• _Exercise goal_:
Copy out each line of the data that holds the word "Bulle".

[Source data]
--------------------------------------------------

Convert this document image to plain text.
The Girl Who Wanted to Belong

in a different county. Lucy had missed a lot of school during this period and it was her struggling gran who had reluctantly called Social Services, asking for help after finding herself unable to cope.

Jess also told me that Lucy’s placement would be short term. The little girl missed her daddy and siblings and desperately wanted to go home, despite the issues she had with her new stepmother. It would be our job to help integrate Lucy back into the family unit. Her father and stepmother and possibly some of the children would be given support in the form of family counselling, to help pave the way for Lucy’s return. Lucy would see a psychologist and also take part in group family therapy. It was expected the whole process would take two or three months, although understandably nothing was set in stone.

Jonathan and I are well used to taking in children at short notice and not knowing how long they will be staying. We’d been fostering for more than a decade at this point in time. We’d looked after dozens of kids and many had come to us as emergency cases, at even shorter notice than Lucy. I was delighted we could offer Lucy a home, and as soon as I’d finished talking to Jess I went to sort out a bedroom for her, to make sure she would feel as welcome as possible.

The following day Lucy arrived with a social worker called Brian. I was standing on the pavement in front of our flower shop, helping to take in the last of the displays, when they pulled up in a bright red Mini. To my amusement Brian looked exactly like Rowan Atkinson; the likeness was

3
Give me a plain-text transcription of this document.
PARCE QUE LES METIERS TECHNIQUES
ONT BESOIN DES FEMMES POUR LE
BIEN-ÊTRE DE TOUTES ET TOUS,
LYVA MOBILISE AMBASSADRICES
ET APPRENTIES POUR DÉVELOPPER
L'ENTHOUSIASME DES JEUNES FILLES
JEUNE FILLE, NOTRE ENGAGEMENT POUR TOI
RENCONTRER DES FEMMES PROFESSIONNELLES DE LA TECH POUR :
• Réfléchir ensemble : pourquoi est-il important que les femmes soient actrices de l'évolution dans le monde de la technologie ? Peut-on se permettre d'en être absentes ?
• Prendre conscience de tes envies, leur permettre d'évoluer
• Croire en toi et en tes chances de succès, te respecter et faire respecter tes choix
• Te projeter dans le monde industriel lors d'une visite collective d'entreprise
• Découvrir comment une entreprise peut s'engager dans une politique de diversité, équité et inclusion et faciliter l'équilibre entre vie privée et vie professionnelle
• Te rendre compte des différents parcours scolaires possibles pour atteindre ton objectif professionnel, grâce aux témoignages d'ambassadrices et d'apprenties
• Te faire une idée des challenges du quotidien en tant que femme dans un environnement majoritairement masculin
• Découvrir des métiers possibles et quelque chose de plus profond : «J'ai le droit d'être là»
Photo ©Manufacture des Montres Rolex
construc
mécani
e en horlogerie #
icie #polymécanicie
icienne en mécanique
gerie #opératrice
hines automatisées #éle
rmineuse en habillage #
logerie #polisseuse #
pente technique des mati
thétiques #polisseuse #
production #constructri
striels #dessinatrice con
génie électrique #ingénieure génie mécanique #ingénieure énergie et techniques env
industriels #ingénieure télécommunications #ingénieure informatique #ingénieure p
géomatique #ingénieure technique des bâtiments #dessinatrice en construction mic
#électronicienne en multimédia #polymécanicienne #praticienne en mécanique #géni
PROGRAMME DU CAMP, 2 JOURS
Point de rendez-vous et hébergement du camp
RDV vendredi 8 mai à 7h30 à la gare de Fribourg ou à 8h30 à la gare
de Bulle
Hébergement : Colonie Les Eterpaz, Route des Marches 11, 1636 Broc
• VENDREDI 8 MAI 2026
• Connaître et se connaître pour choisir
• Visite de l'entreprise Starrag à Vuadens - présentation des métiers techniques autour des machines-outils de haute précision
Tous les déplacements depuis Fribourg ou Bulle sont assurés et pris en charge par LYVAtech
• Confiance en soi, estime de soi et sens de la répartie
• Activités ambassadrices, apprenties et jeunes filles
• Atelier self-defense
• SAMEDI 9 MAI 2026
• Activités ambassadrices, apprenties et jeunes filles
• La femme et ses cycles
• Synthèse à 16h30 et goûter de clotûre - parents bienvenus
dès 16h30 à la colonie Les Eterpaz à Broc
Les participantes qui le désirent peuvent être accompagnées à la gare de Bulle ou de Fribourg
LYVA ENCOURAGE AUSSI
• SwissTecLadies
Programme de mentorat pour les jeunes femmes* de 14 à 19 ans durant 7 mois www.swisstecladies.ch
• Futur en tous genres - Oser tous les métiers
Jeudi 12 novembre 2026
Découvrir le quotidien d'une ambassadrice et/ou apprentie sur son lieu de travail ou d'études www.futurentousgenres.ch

--------------------------------------------------

• _Answer in full_:
de Bulle
Tous les déplacements depuis Fribourg ou Bulle sont assurés et pris en charge par LYVAtech
Les participantes qui le désirent peuvent être accompagnées à la gare de Bulle ou de Fribourg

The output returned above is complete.